■ Task requirements:
Set down each entry from the block beneath, exactly as written.

■ Data for this exercise:
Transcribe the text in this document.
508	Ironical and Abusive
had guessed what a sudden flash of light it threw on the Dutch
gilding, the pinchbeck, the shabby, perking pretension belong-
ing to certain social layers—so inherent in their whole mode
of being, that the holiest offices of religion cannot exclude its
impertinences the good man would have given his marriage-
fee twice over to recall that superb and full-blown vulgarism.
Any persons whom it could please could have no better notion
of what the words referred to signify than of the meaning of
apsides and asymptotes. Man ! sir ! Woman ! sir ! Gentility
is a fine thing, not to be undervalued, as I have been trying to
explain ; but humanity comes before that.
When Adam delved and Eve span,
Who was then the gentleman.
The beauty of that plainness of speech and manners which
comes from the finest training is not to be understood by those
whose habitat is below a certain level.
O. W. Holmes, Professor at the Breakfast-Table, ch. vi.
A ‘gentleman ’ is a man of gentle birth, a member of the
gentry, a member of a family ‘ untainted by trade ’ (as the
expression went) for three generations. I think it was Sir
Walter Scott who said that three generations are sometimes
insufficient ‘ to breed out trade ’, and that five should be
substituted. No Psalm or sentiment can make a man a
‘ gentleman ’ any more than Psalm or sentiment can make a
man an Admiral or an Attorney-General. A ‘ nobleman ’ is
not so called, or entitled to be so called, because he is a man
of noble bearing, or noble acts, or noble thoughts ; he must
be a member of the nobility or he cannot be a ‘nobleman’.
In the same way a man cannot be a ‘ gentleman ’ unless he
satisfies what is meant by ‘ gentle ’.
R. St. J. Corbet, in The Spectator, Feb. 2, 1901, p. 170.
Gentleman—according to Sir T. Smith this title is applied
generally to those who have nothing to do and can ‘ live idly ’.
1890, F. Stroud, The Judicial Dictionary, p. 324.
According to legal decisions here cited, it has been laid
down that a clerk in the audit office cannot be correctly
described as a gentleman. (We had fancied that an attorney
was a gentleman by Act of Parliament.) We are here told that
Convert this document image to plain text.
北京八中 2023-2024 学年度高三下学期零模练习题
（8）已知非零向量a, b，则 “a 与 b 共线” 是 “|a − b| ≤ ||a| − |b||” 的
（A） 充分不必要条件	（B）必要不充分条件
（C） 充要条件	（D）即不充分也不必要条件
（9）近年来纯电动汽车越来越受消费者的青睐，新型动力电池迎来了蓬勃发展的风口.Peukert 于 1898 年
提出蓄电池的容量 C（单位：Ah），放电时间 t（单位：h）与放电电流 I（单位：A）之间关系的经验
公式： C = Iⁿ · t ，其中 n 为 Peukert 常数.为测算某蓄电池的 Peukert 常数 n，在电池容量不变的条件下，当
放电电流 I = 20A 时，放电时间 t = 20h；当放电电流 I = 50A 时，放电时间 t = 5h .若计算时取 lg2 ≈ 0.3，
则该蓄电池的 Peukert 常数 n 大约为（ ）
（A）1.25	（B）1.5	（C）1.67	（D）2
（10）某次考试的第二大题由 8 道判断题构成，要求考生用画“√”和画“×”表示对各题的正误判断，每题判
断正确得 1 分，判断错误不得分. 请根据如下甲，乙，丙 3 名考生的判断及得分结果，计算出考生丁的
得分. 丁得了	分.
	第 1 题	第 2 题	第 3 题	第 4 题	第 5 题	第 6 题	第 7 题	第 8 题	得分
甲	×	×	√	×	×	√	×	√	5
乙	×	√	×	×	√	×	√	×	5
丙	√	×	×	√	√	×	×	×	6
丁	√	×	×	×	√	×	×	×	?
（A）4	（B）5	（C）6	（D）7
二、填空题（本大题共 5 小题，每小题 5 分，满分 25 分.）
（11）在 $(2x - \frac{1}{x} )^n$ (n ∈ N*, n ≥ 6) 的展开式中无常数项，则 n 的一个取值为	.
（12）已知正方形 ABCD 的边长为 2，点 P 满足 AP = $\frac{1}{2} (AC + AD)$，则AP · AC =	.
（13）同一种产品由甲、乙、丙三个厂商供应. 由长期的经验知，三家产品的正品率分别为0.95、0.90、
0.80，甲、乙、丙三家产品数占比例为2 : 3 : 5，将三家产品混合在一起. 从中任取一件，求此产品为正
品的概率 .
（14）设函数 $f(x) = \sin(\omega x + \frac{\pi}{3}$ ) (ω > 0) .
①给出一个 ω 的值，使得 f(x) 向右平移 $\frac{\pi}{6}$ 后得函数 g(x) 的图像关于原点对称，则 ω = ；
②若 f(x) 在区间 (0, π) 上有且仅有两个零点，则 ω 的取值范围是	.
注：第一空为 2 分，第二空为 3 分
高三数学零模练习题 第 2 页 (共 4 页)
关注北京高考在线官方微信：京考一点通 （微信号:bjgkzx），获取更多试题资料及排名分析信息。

■ Solution:
Transcribe the text in this document.
508	Ironical and Abusive
had guessed what a sudden flash of light it threw on the Dutch
gilding, the pinchbeck, the shabby, perking pretension belong-
ing to certain social layers—so inherent in their whole mode
of being, that the holiest offices of religion cannot exclude its
impertinences the good man would have given his marriage-
fee twice over to recall that superb and full-blown vulgarism.
Any persons whom it could please could have no better notion
of what the words referred to signify than of the meaning of
apsides and asymptotes. Man ! sir ! Woman ! sir ! Gentility
is a fine thing, not to be undervalued, as I have been trying to
explain ; but humanity comes before that.
When Adam delved and Eve span,
Who was then the gentleman.
The beauty of that plainness of speech and manners which
comes from the finest training is not to be understood by those
whose habitat is below a certain level.
O. W. Holmes, Professor at the Breakfast-Table, ch. vi.
A ‘gentleman ’ is a man of gentle birth, a member of the
gentry, a member of a family ‘ untainted by trade ’ (as the
expression went) for three generations. I think it was Sir
Walter Scott who said that three generations are sometimes
insufficient ‘ to breed out trade ’, and that five should be
substituted. No Psalm or sentiment can make a man a
‘ gentleman ’ any more than Psalm or sentiment can make a
man an Admiral or an Attorney-General. A ‘ nobleman ’ is
not so called, or entitled to be so called, because he is a man
of noble bearing, or noble acts, or noble thoughts ; he must
be a member of the nobility or he cannot be a ‘nobleman’.
In the same way a man cannot be a ‘ gentleman ’ unless he
satisfies what is meant by ‘ gentle ’.
R. St. J. Corbet, in The Spectator, Feb. 2, 1901, p. 170.
Gentleman—according to Sir T. Smith this title is applied
generally to those who have nothing to do and can ‘ live idly ’.
1890, F. Stroud, The Judicial Dictionary, p. 324.
According to legal decisions here cited, it has been laid
down that a clerk in the audit office cannot be correctly
described as a gentleman. (We had fancied that an attorney
was a gentleman by Act of Parliament.) We are here told that
Convert this document image to plain text.
北京八中 2023-2024 学年度高三下学期零模练习题
（8）已知非零向量a, b，则 “a 与 b 共线” 是 “|a − b| ≤ ||a| − |b||” 的
（A） 充分不必要条件	（B）必要不充分条件
（C） 充要条件	（D）即不充分也不必要条件
（9）近年来纯电动汽车越来越受消费者的青睐，新型动力电池迎来了蓬勃发展的风口.Peukert 于 1898 年
提出蓄电池的容量 C（单位：Ah），放电时间 t（单位：h）与放电电流 I（单位：A）之间关系的经验
公式： C = Iⁿ · t ，其中 n 为 Peukert 常数.为测算某蓄电池的 Peukert 常数 n，在电池容量不变的条件下，当
放电电流 I = 20A 时，放电时间 t = 20h；当放电电流 I = 50A 时，放电时间 t = 5h .若计算时取 lg2 ≈ 0.3，
则该蓄电池的 Peukert 常数 n 大约为（ ）
（A）1.25	（B）1.5	（C）1.67	（D）2
（10）某次考试的第二大题由 8 道判断题构成，要求考生用画“√”和画“×”表示对各题的正误判断，每题判
断正确得 1 分，判断错误不得分. 请根据如下甲，乙，丙 3 名考生的判断及得分结果，计算出考生丁的
得分. 丁得了	分.
	第 1 题	第 2 题	第 3 题	第 4 题	第 5 题	第 6 题	第 7 题	第 8 题	得分
甲	×	×	√	×	×	√	×	√	5
乙	×	√	×	×	√	×	√	×	5
丙	√	×	×	√	√	×	×	×	6
丁	√	×	×	×	√	×	×	×	?
（A）4	（B）5	（C）6	（D）7
二、填空题（本大题共 5 小题，每小题 5 分，满分 25 分.）
（11）在 $(2x - \frac{1}{x} )^n$ (n ∈ N*, n ≥ 6) 的展开式中无常数项，则 n 的一个取值为	.
（12）已知正方形 ABCD 的边长为 2，点 P 满足 AP = $\frac{1}{2} (AC + AD)$，则AP · AC =	.
（13）同一种产品由甲、乙、丙三个厂商供应. 由长期的经验知，三家产品的正品率分别为0.95、0.90、
0.80，甲、乙、丙三家产品数占比例为2 : 3 : 5，将三家产品混合在一起. 从中任取一件，求此产品为正
品的概率 .
（14）设函数 $f(x) = \sin(\omega x + \frac{\pi}{3}$ ) (ω > 0) .
①给出一个 ω 的值，使得 f(x) 向右平移 $\frac{\pi}{6}$ 后得函数 g(x) 的图像关于原点对称，则 ω = ；
②若 f(x) 在区间 (0, π) 上有且仅有两个零点，则 ω 的取值范围是	.
注：第一空为 2 分，第二空为 3 分
高三数学零模练习题 第 2 页 (共 4 页)
关注北京高考在线官方微信：京考一点通 （微信号:bjgkzx），获取更多试题资料及排名分析信息。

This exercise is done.